--- Records for the exercise ---
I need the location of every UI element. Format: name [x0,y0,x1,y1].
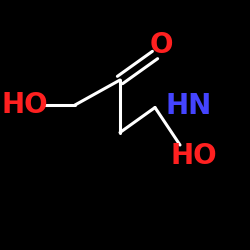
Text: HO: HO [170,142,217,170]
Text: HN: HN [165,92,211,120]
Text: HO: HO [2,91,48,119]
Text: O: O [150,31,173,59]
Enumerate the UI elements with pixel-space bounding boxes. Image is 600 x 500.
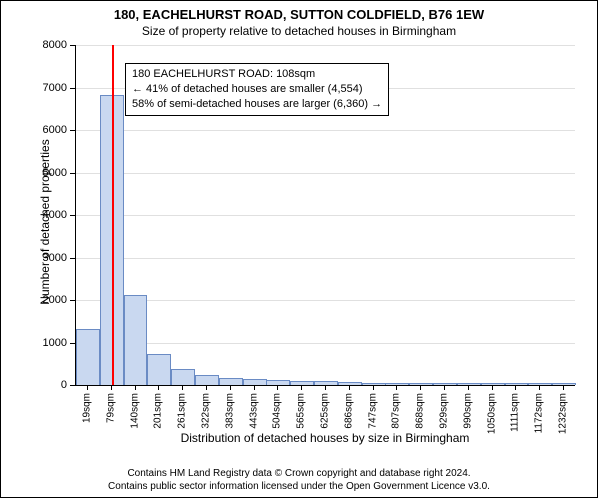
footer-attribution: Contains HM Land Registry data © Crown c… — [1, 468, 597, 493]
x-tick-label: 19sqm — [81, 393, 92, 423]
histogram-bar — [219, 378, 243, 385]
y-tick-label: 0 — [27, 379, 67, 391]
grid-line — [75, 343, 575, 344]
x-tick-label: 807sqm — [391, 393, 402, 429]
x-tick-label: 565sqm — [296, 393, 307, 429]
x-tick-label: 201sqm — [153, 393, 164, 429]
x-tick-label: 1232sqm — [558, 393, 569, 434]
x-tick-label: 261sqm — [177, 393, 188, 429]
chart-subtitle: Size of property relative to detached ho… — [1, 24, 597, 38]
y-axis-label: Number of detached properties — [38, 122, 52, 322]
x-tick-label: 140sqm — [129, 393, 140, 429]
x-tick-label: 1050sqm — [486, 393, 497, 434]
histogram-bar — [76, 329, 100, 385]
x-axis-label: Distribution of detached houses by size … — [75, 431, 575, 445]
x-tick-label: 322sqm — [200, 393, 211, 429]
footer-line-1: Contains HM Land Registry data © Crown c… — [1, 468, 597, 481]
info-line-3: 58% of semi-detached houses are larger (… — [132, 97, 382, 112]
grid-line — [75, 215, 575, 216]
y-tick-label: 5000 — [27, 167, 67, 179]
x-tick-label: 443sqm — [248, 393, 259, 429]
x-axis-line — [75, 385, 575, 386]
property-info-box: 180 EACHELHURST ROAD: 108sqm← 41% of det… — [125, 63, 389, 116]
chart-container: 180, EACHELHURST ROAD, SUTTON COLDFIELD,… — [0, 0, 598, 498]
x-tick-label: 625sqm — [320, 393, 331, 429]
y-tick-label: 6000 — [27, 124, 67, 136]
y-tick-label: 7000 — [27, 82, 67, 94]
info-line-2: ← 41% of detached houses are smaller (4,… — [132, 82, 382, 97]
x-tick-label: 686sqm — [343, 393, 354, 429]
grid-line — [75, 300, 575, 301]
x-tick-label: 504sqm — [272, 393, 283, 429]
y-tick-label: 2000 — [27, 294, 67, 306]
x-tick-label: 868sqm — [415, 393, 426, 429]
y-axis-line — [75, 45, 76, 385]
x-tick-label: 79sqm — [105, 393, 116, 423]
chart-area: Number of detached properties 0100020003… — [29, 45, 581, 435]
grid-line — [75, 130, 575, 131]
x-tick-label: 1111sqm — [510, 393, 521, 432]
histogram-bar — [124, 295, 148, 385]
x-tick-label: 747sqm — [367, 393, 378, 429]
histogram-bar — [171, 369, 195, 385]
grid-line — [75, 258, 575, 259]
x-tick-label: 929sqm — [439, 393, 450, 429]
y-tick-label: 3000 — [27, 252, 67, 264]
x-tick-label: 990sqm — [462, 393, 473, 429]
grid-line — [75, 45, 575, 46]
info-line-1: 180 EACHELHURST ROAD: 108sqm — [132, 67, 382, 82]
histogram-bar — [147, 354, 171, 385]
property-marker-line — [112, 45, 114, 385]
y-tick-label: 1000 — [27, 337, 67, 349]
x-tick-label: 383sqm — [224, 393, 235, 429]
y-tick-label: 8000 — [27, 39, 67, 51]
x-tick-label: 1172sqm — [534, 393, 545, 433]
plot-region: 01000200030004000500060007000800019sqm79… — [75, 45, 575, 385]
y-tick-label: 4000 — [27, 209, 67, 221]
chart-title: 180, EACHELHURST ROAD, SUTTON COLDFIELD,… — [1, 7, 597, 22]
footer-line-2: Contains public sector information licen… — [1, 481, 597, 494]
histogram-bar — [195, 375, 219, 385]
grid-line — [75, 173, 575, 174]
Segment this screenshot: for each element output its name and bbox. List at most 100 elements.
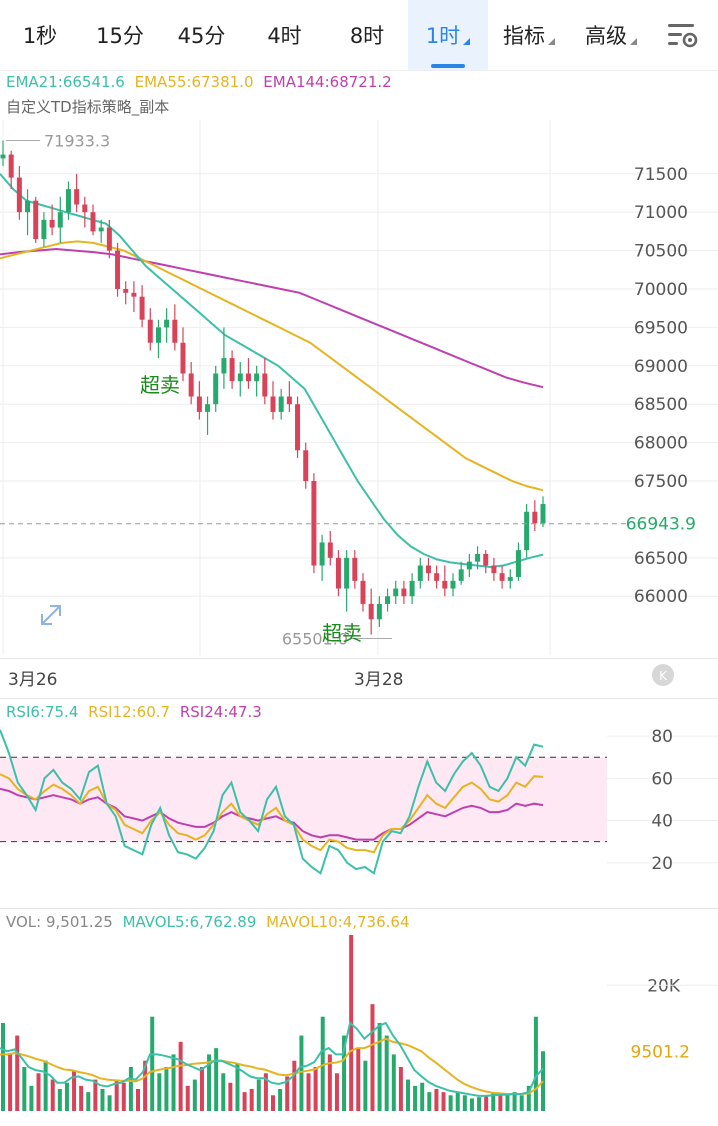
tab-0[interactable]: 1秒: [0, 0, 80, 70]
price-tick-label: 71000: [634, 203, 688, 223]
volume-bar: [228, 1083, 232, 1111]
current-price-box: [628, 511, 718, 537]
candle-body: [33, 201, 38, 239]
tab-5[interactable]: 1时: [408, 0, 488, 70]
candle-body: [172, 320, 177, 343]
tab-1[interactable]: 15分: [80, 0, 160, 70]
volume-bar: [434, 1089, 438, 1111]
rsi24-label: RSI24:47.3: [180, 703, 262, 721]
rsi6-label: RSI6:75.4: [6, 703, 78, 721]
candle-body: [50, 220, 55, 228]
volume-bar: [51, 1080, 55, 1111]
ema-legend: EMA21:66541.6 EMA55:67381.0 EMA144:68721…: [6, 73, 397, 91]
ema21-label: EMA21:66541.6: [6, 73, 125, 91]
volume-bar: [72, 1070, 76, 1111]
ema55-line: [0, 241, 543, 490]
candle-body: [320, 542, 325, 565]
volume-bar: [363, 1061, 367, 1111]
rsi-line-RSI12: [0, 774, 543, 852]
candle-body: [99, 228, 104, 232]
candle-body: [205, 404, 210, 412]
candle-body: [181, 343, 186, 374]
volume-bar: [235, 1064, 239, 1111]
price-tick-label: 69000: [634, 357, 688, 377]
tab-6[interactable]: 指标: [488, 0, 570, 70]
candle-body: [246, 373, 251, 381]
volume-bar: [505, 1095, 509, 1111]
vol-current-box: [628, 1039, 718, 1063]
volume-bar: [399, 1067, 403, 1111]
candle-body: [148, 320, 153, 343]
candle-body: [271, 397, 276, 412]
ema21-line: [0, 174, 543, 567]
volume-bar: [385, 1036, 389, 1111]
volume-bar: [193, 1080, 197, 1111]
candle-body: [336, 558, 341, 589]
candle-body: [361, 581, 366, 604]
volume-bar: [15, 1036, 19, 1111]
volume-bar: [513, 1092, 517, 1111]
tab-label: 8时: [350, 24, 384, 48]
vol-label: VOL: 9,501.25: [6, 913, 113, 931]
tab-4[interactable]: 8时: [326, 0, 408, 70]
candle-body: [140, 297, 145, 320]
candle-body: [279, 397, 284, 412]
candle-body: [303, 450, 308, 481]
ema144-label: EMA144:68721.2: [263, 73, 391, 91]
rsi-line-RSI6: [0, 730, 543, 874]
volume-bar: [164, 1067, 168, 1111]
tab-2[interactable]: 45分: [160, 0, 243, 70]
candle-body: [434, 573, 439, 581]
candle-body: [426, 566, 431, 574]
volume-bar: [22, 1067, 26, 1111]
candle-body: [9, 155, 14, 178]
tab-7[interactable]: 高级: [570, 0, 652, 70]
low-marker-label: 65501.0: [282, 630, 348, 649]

--- What needs to be done ---
Could you copy every record above word for word, leaving out the pictures?

--- Written answer ---
I need the location of every UI element. Format: name [x0,y0,x1,y1].
Text: HO: HO [170,142,217,170]
Text: HN: HN [165,92,211,120]
Text: HO: HO [2,91,48,119]
Text: O: O [150,31,173,59]
Enumerate the UI elements with pixel-space bounding boxes. Image is 600 x 500.
footer-attribution: Contains HM Land Registry data © Crown c… — [1, 468, 597, 493]
x-tick-label: 19sqm — [81, 393, 92, 423]
histogram-bar — [219, 378, 243, 385]
y-tick-label: 0 — [27, 379, 67, 391]
grid-line — [75, 343, 575, 344]
x-tick-label: 807sqm — [391, 393, 402, 429]
x-tick-label: 565sqm — [296, 393, 307, 429]
x-tick-label: 201sqm — [153, 393, 164, 429]
x-tick-label: 1232sqm — [558, 393, 569, 434]
x-tick-label: 261sqm — [177, 393, 188, 429]
chart-subtitle: Size of property relative to detached ho… — [1, 24, 597, 38]
y-axis-label: Number of detached properties — [38, 122, 52, 322]
x-tick-label: 140sqm — [129, 393, 140, 429]
x-tick-label: 1050sqm — [486, 393, 497, 434]
histogram-bar — [76, 329, 100, 385]
x-axis-label: Distribution of detached houses by size … — [75, 431, 575, 445]
x-tick-label: 322sqm — [200, 393, 211, 429]
footer-line-1: Contains HM Land Registry data © Crown c… — [1, 468, 597, 481]
info-line-3: 58% of semi-detached houses are larger (… — [132, 97, 382, 112]
grid-line — [75, 215, 575, 216]
y-tick-label: 5000 — [27, 167, 67, 179]
x-tick-label: 443sqm — [248, 393, 259, 429]
x-axis-line — [75, 385, 575, 386]
property-info-box: 180 EACHELHURST ROAD: 108sqm← 41% of det… — [125, 63, 389, 116]
chart-container: 180, EACHELHURST ROAD, SUTTON COLDFIELD,… — [0, 0, 598, 498]
x-tick-label: 625sqm — [320, 393, 331, 429]
y-tick-label: 6000 — [27, 124, 67, 136]
y-tick-label: 7000 — [27, 82, 67, 94]
info-line-2: ← 41% of detached houses are smaller (4,… — [132, 82, 382, 97]
x-tick-label: 686sqm — [343, 393, 354, 429]
grid-line — [75, 300, 575, 301]
x-tick-label: 504sqm — [272, 393, 283, 429]
y-tick-label: 2000 — [27, 294, 67, 306]
x-tick-label: 868sqm — [415, 393, 426, 429]
y-axis-line — [75, 45, 76, 385]
x-tick-label: 79sqm — [105, 393, 116, 423]
chart-area: Number of detached properties 0100020003… — [29, 45, 581, 435]
grid-line — [75, 130, 575, 131]
x-tick-label: 1111sqm — [510, 393, 521, 432]
histogram-bar — [124, 295, 148, 385]
x-tick-label: 747sqm — [367, 393, 378, 429]
histogram-bar — [171, 369, 195, 385]
grid-line — [75, 258, 575, 259]
x-tick-label: 929sqm — [439, 393, 450, 429]
y-tick-label: 3000 — [27, 252, 67, 264]
x-tick-label: 990sqm — [462, 393, 473, 429]
grid-line — [75, 45, 575, 46]
info-line-1: 180 EACHELHURST ROAD: 108sqm — [132, 67, 382, 82]
histogram-bar — [147, 354, 171, 385]
property-marker-line — [112, 45, 114, 385]
y-tick-label: 1000 — [27, 337, 67, 349]
x-tick-label: 383sqm — [224, 393, 235, 429]
y-tick-label: 8000 — [27, 39, 67, 51]
x-tick-label: 1172sqm — [534, 393, 545, 433]
plot-region: 01000200030004000500060007000800019sqm79… — [75, 45, 575, 385]
y-tick-label: 4000 — [27, 209, 67, 221]
chart-title: 180, EACHELHURST ROAD, SUTTON COLDFIELD,… — [1, 7, 597, 22]
footer-line-2: Contains public sector information licen… — [1, 481, 597, 494]
histogram-bar — [195, 375, 219, 385]
grid-line — [75, 173, 575, 174]
Segment this screenshot: for each element output its name and bbox. List at most 100 elements.
tab-0[interactable]: 1秒: [0, 0, 80, 70]
price-tick-label: 71000: [634, 203, 688, 223]
volume-bar: [228, 1083, 232, 1111]
current-price-box: [628, 511, 718, 537]
candle-body: [33, 201, 38, 239]
tab-5[interactable]: 1时: [408, 0, 488, 70]
candle-body: [172, 320, 177, 343]
tab-1[interactable]: 15分: [80, 0, 160, 70]
volume-bar: [434, 1089, 438, 1111]
rsi24-label: RSI24:47.3: [180, 703, 262, 721]
rsi6-label: RSI6:75.4: [6, 703, 78, 721]
candle-body: [50, 220, 55, 228]
volume-bar: [51, 1080, 55, 1111]
ema-legend: EMA21:66541.6 EMA55:67381.0 EMA144:68721…: [6, 73, 397, 91]
ema21-label: EMA21:66541.6: [6, 73, 125, 91]
volume-bar: [72, 1070, 76, 1111]
ema55-line: [0, 241, 543, 490]
candle-body: [320, 542, 325, 565]
volume-bar: [363, 1061, 367, 1111]
rsi-line-RSI12: [0, 774, 543, 852]
candle-body: [99, 228, 104, 232]
candle-body: [205, 404, 210, 412]
candle-body: [181, 343, 186, 374]
volume-bar: [235, 1064, 239, 1111]
price-tick-label: 69000: [634, 357, 688, 377]
tab-6[interactable]: 指标: [488, 0, 570, 70]
candle-body: [246, 373, 251, 381]
volume-bar: [505, 1095, 509, 1111]
vol-current-box: [628, 1039, 718, 1063]
volume-bar: [399, 1067, 403, 1111]
candle-body: [148, 320, 153, 343]
candle-body: [271, 397, 276, 412]
ema21-line: [0, 174, 543, 567]
volume-bar: [385, 1036, 389, 1111]
volume-bar: [193, 1080, 197, 1111]
candle-body: [336, 558, 341, 589]
candle-body: [361, 581, 366, 604]
volume-bar: [15, 1036, 19, 1111]
volume-bar: [513, 1092, 517, 1111]
tab-label: 8时: [350, 24, 384, 48]
vol-label: VOL: 9,501.25: [6, 913, 113, 931]
tab-4[interactable]: 8时: [326, 0, 408, 70]
candle-body: [140, 297, 145, 320]
candle-body: [279, 397, 284, 412]
candle-body: [303, 450, 308, 481]
ema144-label: EMA144:68721.2: [263, 73, 391, 91]
rsi-line-RSI6: [0, 730, 543, 874]
volume-bar: [164, 1067, 168, 1111]
tab-2[interactable]: 45分: [160, 0, 243, 70]
candle-body: [434, 573, 439, 581]
candle-body: [426, 566, 431, 574]
volume-bar: [22, 1067, 26, 1111]
candle-body: [9, 155, 14, 178]
tab-7[interactable]: 高级: [570, 0, 652, 70]
low-marker-label: 65501.0: [282, 630, 348, 649]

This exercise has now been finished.